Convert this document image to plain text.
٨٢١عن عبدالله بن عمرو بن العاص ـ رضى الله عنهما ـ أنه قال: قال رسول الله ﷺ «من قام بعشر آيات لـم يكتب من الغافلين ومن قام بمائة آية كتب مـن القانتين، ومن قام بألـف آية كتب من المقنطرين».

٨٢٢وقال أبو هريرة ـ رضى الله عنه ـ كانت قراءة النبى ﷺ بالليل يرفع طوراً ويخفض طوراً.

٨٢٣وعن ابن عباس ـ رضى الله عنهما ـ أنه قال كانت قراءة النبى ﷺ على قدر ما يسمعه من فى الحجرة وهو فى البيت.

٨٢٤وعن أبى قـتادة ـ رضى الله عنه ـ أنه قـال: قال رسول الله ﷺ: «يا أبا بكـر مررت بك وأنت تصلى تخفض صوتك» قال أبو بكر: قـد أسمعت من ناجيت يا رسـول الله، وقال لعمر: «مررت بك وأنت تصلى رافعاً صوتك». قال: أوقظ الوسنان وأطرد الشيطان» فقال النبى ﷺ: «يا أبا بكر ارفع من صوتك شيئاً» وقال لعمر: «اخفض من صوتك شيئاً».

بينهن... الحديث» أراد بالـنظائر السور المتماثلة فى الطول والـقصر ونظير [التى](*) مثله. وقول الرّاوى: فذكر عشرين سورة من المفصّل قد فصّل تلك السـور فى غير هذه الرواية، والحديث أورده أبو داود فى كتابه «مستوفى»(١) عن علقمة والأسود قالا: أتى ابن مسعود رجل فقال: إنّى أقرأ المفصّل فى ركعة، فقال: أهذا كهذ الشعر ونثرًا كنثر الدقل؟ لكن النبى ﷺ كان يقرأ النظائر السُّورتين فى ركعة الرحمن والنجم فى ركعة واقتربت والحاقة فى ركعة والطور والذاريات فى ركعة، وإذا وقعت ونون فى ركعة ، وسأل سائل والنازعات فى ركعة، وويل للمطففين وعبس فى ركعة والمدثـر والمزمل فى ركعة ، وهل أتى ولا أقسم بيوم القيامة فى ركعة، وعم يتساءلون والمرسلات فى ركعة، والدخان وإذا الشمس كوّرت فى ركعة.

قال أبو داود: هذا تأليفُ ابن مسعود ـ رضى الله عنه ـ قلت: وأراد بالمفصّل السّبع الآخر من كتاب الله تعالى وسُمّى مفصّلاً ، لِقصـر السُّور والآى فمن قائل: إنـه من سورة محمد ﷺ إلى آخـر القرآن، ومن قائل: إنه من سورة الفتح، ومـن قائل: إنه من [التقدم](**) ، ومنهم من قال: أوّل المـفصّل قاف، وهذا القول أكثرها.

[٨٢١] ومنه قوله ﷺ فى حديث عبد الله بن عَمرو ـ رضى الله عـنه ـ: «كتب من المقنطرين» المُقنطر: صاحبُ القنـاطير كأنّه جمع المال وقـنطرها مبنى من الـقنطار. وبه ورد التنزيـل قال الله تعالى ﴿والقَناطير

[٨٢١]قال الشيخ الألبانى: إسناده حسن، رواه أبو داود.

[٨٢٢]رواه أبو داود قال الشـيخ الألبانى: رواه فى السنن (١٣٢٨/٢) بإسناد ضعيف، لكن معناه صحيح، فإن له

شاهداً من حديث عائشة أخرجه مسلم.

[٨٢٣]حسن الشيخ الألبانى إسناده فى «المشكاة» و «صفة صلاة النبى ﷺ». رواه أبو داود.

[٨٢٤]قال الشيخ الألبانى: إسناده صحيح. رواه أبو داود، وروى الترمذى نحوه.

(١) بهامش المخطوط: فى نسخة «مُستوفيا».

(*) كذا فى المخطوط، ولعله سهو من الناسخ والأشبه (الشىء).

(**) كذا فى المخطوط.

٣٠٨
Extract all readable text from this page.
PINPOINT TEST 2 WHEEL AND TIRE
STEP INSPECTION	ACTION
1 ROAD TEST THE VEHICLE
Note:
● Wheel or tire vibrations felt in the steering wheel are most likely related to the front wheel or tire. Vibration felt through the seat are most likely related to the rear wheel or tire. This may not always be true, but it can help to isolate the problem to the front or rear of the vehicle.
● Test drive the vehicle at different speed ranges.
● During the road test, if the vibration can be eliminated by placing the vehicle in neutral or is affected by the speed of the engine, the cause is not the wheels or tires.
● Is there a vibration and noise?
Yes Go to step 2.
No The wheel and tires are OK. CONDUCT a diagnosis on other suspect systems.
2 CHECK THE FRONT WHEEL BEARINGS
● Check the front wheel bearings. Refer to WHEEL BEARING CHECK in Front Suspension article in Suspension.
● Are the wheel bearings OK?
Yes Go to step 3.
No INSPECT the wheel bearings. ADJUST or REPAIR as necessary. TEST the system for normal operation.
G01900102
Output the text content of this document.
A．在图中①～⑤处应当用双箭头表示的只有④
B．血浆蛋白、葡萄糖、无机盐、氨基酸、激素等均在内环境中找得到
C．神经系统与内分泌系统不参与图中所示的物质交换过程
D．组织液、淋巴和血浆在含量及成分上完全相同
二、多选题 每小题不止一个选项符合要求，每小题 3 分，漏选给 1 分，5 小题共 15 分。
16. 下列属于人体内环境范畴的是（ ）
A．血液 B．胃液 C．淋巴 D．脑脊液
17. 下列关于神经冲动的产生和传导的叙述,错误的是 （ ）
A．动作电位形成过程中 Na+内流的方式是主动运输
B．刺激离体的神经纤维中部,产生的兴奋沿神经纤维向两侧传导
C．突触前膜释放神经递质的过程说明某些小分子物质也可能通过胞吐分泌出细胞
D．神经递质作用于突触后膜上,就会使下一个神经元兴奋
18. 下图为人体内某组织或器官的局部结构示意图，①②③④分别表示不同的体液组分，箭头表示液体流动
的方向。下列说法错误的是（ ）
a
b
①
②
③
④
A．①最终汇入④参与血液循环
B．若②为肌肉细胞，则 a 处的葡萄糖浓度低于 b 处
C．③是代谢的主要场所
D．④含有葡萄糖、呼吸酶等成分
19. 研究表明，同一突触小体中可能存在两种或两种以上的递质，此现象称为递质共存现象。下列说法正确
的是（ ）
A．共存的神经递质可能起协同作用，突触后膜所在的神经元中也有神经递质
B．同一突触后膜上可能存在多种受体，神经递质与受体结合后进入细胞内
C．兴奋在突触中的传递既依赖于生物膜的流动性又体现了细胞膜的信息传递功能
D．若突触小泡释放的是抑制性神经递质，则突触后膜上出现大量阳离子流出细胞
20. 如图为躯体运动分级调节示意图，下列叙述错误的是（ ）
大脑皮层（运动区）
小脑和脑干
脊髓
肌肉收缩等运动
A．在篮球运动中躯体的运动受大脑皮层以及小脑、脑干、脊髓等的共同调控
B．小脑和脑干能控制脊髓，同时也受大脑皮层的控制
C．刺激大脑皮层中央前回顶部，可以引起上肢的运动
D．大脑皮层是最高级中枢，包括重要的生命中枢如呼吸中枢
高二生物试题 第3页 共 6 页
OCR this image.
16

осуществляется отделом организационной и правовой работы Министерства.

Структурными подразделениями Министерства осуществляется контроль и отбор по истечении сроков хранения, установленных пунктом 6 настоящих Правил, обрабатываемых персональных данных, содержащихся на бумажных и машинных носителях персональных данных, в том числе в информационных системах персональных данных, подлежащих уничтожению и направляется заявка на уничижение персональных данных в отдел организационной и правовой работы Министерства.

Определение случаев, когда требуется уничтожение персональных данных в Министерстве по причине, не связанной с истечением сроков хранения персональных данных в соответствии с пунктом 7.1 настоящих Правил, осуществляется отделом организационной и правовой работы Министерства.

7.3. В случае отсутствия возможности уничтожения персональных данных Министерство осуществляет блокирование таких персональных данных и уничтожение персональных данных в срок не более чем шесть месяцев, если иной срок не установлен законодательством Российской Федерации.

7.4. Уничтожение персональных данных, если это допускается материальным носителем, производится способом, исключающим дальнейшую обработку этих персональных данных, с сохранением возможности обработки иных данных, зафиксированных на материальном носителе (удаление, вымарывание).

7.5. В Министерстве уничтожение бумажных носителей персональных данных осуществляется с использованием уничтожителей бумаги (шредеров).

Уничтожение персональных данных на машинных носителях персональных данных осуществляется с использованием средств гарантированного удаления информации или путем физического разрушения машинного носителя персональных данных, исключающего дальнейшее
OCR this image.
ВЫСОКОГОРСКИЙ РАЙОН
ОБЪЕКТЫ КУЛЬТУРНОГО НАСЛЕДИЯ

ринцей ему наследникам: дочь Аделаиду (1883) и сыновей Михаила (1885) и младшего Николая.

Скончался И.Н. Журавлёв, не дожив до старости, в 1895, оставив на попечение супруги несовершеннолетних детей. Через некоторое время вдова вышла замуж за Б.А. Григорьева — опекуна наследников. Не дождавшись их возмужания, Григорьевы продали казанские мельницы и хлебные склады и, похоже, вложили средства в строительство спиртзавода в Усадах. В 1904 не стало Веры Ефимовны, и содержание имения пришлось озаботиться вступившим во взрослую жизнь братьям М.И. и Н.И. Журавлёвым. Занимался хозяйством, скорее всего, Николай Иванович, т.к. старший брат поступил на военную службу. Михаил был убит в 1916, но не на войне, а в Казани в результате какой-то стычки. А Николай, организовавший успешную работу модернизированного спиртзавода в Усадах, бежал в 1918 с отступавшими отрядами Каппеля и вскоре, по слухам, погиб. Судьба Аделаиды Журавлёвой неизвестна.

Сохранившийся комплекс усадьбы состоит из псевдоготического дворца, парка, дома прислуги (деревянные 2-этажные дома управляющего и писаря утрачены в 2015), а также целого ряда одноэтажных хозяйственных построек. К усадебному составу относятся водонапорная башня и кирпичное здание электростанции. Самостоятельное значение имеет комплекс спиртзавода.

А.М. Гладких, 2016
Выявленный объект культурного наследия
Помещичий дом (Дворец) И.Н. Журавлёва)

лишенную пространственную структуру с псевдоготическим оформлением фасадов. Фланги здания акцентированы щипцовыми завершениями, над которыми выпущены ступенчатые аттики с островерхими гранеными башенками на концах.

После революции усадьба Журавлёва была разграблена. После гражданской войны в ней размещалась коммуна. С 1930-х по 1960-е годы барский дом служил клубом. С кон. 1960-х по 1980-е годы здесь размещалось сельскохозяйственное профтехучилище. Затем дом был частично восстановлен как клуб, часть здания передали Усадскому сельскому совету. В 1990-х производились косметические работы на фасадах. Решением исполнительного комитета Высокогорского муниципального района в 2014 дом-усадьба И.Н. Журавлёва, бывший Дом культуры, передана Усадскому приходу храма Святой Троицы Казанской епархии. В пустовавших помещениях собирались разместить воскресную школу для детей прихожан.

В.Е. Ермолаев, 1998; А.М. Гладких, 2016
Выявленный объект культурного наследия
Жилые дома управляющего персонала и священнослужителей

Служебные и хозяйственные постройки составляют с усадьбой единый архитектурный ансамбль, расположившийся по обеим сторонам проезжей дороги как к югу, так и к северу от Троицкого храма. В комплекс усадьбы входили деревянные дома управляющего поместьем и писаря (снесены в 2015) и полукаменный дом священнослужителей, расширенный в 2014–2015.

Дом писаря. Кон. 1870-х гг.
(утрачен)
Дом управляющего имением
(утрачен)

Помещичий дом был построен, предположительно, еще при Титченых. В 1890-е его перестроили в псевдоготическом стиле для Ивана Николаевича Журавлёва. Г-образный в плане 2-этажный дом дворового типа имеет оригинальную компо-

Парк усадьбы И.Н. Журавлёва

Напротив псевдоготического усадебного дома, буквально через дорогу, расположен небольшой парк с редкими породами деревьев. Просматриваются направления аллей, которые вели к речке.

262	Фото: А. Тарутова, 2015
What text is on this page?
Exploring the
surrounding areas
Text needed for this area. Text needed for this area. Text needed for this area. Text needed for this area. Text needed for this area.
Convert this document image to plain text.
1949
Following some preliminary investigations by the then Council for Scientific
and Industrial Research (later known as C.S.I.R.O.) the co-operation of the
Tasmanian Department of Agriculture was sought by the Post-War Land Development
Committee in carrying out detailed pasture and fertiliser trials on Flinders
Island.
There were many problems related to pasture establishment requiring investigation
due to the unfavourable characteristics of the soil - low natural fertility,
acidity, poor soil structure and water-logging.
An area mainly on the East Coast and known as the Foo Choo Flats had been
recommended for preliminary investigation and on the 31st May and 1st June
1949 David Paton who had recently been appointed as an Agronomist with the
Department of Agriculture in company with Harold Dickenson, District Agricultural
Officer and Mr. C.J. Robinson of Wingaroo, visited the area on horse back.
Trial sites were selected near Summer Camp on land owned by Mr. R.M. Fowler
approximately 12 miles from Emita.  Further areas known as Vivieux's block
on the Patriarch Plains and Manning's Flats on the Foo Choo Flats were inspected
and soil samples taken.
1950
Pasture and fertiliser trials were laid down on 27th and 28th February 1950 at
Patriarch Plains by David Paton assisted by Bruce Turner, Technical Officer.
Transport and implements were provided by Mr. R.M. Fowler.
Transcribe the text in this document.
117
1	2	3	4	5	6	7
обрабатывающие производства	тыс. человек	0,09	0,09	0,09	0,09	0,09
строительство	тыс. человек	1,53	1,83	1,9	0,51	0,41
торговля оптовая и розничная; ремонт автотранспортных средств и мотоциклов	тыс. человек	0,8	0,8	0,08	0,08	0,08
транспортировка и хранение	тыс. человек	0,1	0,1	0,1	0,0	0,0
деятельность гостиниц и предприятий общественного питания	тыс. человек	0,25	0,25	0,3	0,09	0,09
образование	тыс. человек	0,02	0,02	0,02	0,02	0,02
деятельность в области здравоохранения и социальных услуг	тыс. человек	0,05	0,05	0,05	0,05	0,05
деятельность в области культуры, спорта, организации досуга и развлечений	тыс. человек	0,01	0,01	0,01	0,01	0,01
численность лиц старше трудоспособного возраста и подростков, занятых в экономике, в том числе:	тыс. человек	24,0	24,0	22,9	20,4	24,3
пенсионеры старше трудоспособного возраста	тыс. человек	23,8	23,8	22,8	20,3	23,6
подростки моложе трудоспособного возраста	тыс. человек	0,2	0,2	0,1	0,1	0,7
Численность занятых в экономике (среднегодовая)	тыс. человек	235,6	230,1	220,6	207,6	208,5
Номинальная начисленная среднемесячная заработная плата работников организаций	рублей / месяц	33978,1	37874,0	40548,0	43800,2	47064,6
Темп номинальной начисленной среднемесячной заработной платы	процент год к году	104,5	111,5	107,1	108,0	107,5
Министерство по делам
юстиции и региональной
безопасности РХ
--------------------------------
Within the listing above, copy each line that has the string "قراءة".

٨٢٢وقال أبو هريرة ـ رضى الله عنه ـ كانت قراءة النبى ﷺ بالليل يرفع طوراً ويخفض طوراً.
٨٢٣وعن ابن عباس ـ رضى الله عنهما ـ أنه قال كانت قراءة النبى ﷺ على قدر ما يسمعه من فى الحجرة وهو فى البيت.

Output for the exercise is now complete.